[Problem]
How many lines in the records below contain the word "this"? Give only the number.

[Records from a collection]

## BEGIN

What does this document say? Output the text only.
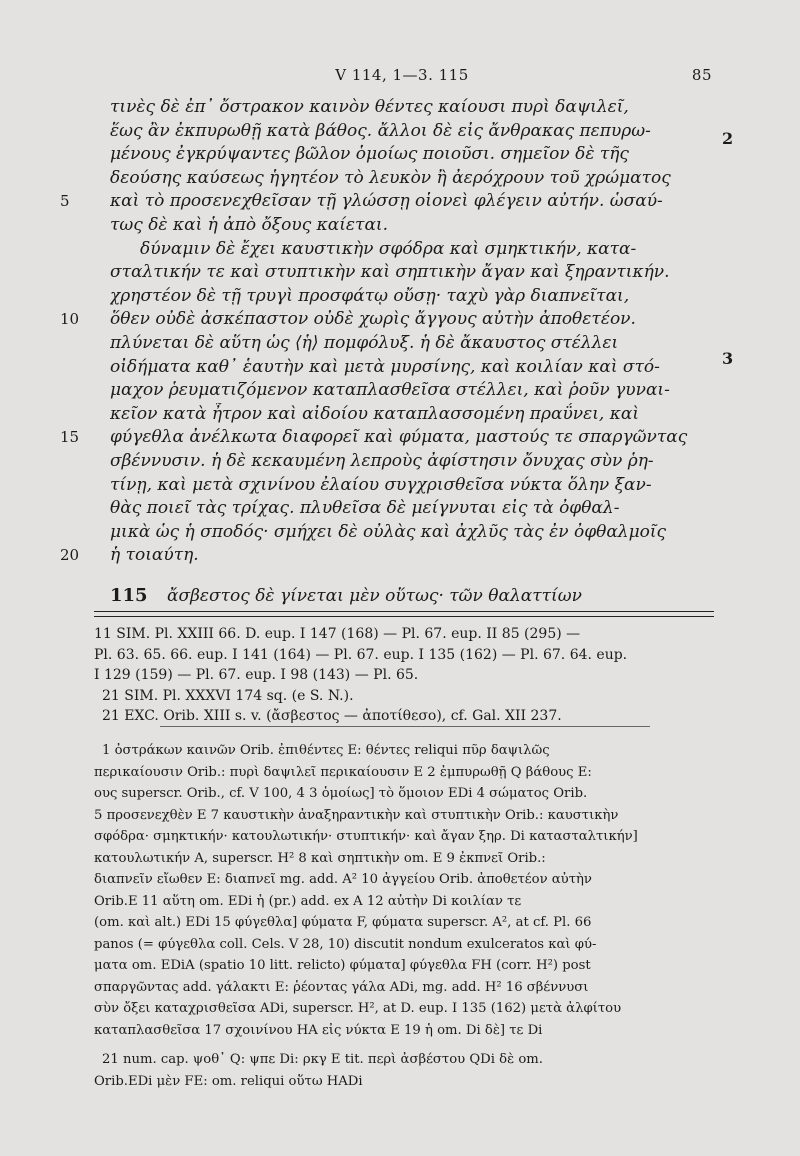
V 114, 1—3. 115	85
τινὲς δὲ ἐπ᾽ ὄστρακον καινὸν θέντες καίουσι πυρὶ δαψιλεῖ,
ἕως ἂν ἐκπυρωθῇ κατὰ βάθος. ἄλλοι δὲ εἰς ἄνθρακας πεπυρω-
μένους ἐγκρύψαντες βῶλον ὁμοίως ποιοῦσι. σημεῖον δὲ τῆς
δεούσης καύσεως ἡγητέον τὸ λευκὸν ἢ ἀερόχρουν τοῦ χρώματος
5	καὶ τὸ προσενεχθεῖσαν τῇ γλώσσῃ οἱονεὶ φλέγειν αὐτήν. ὡσαύ-
τως δὲ καὶ ἡ ἀπὸ ὄξους καίεται.
δύναμιν δὲ ἔχει καυστικὴν σφόδρα καὶ σμηκτικήν, κατα-
σταλτικήν τε καὶ στυπτικὴν καὶ σηπτικὴν ἄγαν καὶ ξηραντικήν.
χρηστέον δὲ τῇ τρυγὶ προσφάτῳ οὔσῃ· ταχὺ γὰρ διαπνεῖται,
10	ὅθεν οὐδὲ ἀσκέπαστον οὐδὲ χωρὶς ἄγγους αὐτὴν ἀποθετέον.
πλύνεται δὲ αὕτη ὡς ⟨ἡ⟩ πομφόλυξ. ἡ δὲ ἄκαυστος στέλλει
οἰδήματα καθ᾽ ἑαυτὴν καὶ μετὰ μυρσίνης, καὶ κοιλίαν καὶ στό-
μαχον ῥευματιζόμενον καταπλασθεῖσα στέλλει, καὶ ῥοῦν γυναι-
κεῖον κατὰ ἦτρον καὶ αἰδοίου καταπλασσομένη πραΰνει, καὶ
15	φύγεθλα ἀνέλκωτα διαφορεῖ καὶ φύματα, μαστούς τε σπαργῶντας
σβέννυσιν. ἡ δὲ κεκαυμένη λεπροὺς ἀφίστησιν ὄνυχας σὺν ῥη-
τίνῃ, καὶ μετὰ σχινίνου ἐλαίου συγχρισθεῖσα νύκτα ὅλην ξαν-
θὰς ποιεῖ τὰς τρίχας. πλυθεῖσα δὲ μείγνυται εἰς τὰ ὀφθαλ-
μικὰ ὡς ἡ σποδός· σμήχει δὲ οὐλὰς καὶ ἀχλῦς τὰς ἐν ὀφθαλμοῖς
20	ἡ τοιαύτη.
2
3
115 ἄσβεστος δὲ γίνεται μὲν οὕτως· τῶν θαλαττίων
11 SIM. Pl. XXIII 66. D. eup. I 147 (168) — Pl. 67. eup. II 85 (295) —
Pl. 63. 65. 66. eup. I 141 (164) — Pl. 67. eup. I 135 (162) — Pl. 67. 64. eup.
I 129 (159) — Pl. 67. eup. I 98 (143) — Pl. 65.
21 SIM. Pl. XXXVI 174 sq. (e S. N.).
21 EXC. Orib. XIII s. v. (ἄσβεστος — ἀποτίθεσο), cf. Gal. XII 237.
1 ὀστράκων καινῶν Orib. ἐπιθέντες E: θέντες reliqui πῦρ δαψιλῶς
περικαίουσιν Orib.: πυρὶ δαψιλεῖ περικαίουσιν E 2 ἐμπυρωθῇ Q βάθους E:
ους superscr. Orib., cf. V 100, 4 3 ὁμοίως] τὸ ὅμοιον EDi 4 σώματος Orib.
5 προσενεχθὲν E 7 καυστικὴν ἀναξηραντικὴν καὶ στυπτικὴν Orib.: καυστικὴν
σφόδρα· σμηκτικήν· κατουλωτικήν· στυπτικήν· καὶ ἄγαν ξηρ. Di κατασταλτικήν]
κατουλωτικήν A, superscr. H² 8 καὶ σηπτικὴν om. E 9 ἐκπνεῖ Orib.:
διαπνεῖν εἴωθεν E: διαπνεῖ mg. add. A² 10 ἀγγείου Orib. ἀποθετέον αὐτὴν
Orib.E 11 αὕτη om. EDi ἡ (pr.) add. ex A 12 αὐτὴν Di κοιλίαν τε
(om. καὶ alt.) EDi 15 φύγεθλα] φύματα F, φύματα superscr. A², at cf. Pl. 66
panos (= φύγεθλα coll. Cels. V 28, 10) discutit nondum exulceratos καὶ φύ-
ματα om. EDiA (spatio 10 litt. relicto) φύματα] φύγεθλα FH (corr. H²) post
σπαργῶντας add. γάλακτι E: ῥέοντας γάλα ADi, mg. add. H² 16 σβέννυσι
σὺν ὄξει καταχρισθεῖσα ADi, superscr. H², at D. eup. I 135 (162) μετὰ ἀλφίτου
καταπλασθεῖσα 17 σχοινίνου HA εἰς νύκτα E 19 ἡ om. Di δὲ] τε Di
21 num. cap. ψοθ᾽ Q: ψπε Di: ρκγ E tit. περὶ ἀσβέστου QDi δὲ om.
Orib.EDi μὲν FE: om. reliqui οὕτω HADi
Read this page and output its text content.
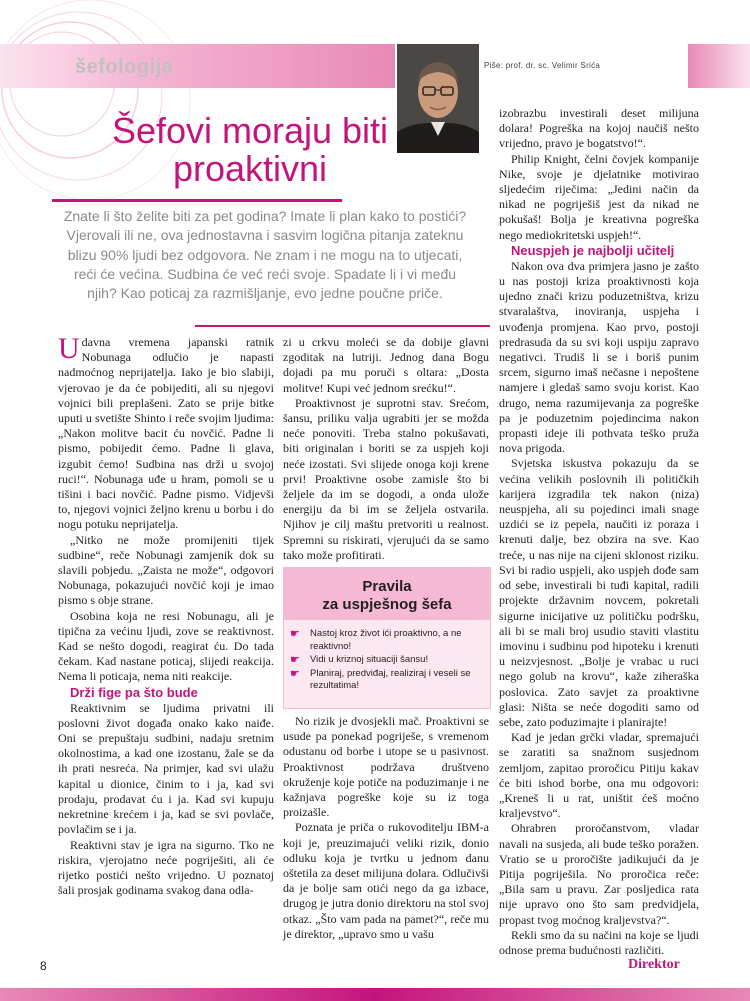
šefologija	Piše: prof. dr. sc. Velimir Srića
Šefovi moraju biti proaktivni

Znate li što želite biti za pet godina? Imate li plan kako to postići? Vjerovali ili ne, ova jednostavna i sasvim logična pitanja zateknu blizu 90% ljudi bez odgovora. Ne znam i ne mogu na to utjecati, reći će većina. Sudbina će već reći svoje. Spadate li i vi među njih? Kao poticaj za razmišljanje, evo jedne poučne priče.

Udavna vremena japanski ratnik Nobunaga odlučio je napasti nadmoćnog neprijatelja. Iako je bio slabiji, vjerovao je da će pobijediti, ali su njegovi vojnici bili preplašeni. Zato se prije bitke uputi u svetište Shinto i reče svojim ljudima: „Nakon molitve bacit ću novčić. Padne li pismo, pobijedit ćemo. Padne li glava, izgubit ćemo! Sudbina nas drži u svojoj ruci!“. Nobunaga uđe u hram, pomoli se u tišini i baci novčić. Padne pismo. Vidjevši to, njegovi vojnici željno krenu u borbu i do nogu potuku neprijatelja.

„Nitko ne može promijeniti tijek sudbine“, reče Nobunagi zamjenik dok su slavili pobjedu. „Zaista ne može“, odgovori Nobunaga, pokazujući novčić koji je imao pismo s obje strane.

Osobina koja ne resi Nobunagu, ali je tipična za većinu ljudi, zove se reaktivnost. Kad se nešto dogodi, reagirat ću. Do tada čekam. Kad nastane poticaj, slijedi reakcija. Nema li poticaja, nema niti reakcije.

Drži fige pa što bude

Reaktivnim se ljudima privatni ili poslovni život događa onako kako naiđe. Oni se prepuštaju sudbini, nadaju sretnim okolnostima, a kad one izostanu, žale se da ih prati nesreća. Na primjer, kad svi ulažu kapital u dionice, činim to i ja, kad svi prodaju, prodavat ću i ja. Kad svi kupuju nekretnine krećem i ja, kad se svi povlače, povlačim se i ja.

Reaktivni stav je igra na sigurno. Tko ne riskira, vjerojatno neće pogriješiti, ali će rijetko postići nešto vrijedno. U poznatoj šali prosjak godinama svakog dana odla-

zi u crkvu moleći se da dobije glavni zgoditak na lutriji. Jednog dana Bogu dojadi pa mu poruči s oltara: „Dosta molitve! Kupi već jednom srećku!“.

Proaktivnost je suprotni stav. Srećom, šansu, priliku valja ugrabiti jer se možda neće ponoviti. Treba stalno pokušavati, biti originalan i boriti se za uspjeh koji neće izostati. Svi slijede onoga koji krene prvi! Proaktivne osobe zamisle što bi željele da im se dogodi, a onda ulože energiju da bi im se željela ostvarila. Njihov je cilj maštu pretvoriti u realnost. Spremni su riskirati, vjerujući da se samo tako može profitirati.

Pravila
za uspješnog šefa

☛ Nastoj kroz život ići proaktivno, a ne reaktivno!
☛ Vidi u kriznoj situaciji šansu!
☛ Planiraj, predviđaj, realiziraj i veseli se rezultatima!

No rizik je dvosjekli mač. Proaktivni se usude pa ponekad pogriješe, s vremenom odustanu od borbe i utope se u pasivnost. Proaktivnost podržava društveno okruženje koje potiče na poduzimanje i ne kažnjava pogreške koje su iz toga proizašle.

Poznata je priča o rukovoditelju IBM-a koji je, preuzimajući veliki rizik, donio odluku koja je tvrtku u jednom danu oštetila za deset milijuna dolara. Odlučivši da je bolje sam otići nego da ga izbace, drugog je jutra donio direktoru na stol svoj otkaz. „Što vam pada na pamet?“, reče mu je direktor, „upravo smo u vašu

izobrazbu investirali deset milijuna dolara! Pogreška na kojoj naučiš nešto vrijedno, pravo je bogatstvo!“.

Philip Knight, čelni čovjek kompanije Nike, svoje je djelatnike motivirao sljedećim riječima: „Jedini način da nikad ne pogriješiš jest da nikad ne pokušaš! Bolja je kreativna pogreška nego mediokritetski uspjeh!“.

Neuspjeh je najbolji učitelj

Nakon ova dva primjera jasno je zašto u nas postoji kriza proaktivnosti koja ujedno znači krizu poduzetništva, krizu stvaralaštva, inoviranja, uspjeha i uvođenja promjena. Kao prvo, postoji predrasuda da su svi koji uspiju zapravo negativci. Trudiš li se i boriš punim srcem, sigurno imaš nečasne i nepoštene namjere i gledaš samo svoju korist. Kao drugo, nema razumijevanja za pogreške pa je poduzetnim pojedincima nakon propasti ideje ili pothvata teško pruža nova prigoda.

Svjetska iskustva pokazuju da se većina velikih poslovnih ili političkih karijera izgradila tek nakon (niza) neuspjeha, ali su pojedinci imali snage uzdići se iz pepela, naučiti iz poraza i krenuti dalje, bez obzira na sve. Kao treće, u nas nije na cijeni sklonost riziku. Svi bi radio uspjeli, ako uspjeh dođe sam od sebe, investirali bi tuđi kapital, radili projekte državnim novcem, pokretali sigurne inicijative uz političku podršku, ali bi se mali broj usudio staviti vlastitu imovinu i sudbinu pod hipoteku i krenuti u neizvjesnost. „Bolje je vrabac u ruci nego golub na krovu“, kaže ziheraška poslovica. Zato savjet za proaktivne glasi: Ništa se neće dogoditi samo od sebe, zato poduzimajte i planirajte!

Kad je jedan grčki vladar, spremajući se zaratiti sa snažnom susjednom zemljom, zapitao proročicu Pitiju kakav će biti ishod borbe, ona mu odgovori: „Kreneš li u rat, uništit ćeš moćno kraljevstvo“.

Ohrabren proročanstvom, vladar navali na susjeda, ali bude teško poražen. Vratio se u proročište jadikujući da je Pitija pogriješila. No proročica reče: „Bila sam u pravu. Zar posljedica rata nije upravo ono što sam predvidjela, propast tvog moćnog kraljevstva?“.

Rekli smo da su načini na koje se ljudi odnose prema budućnosti različiti.

8	Direktor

## END

[Task solution]
2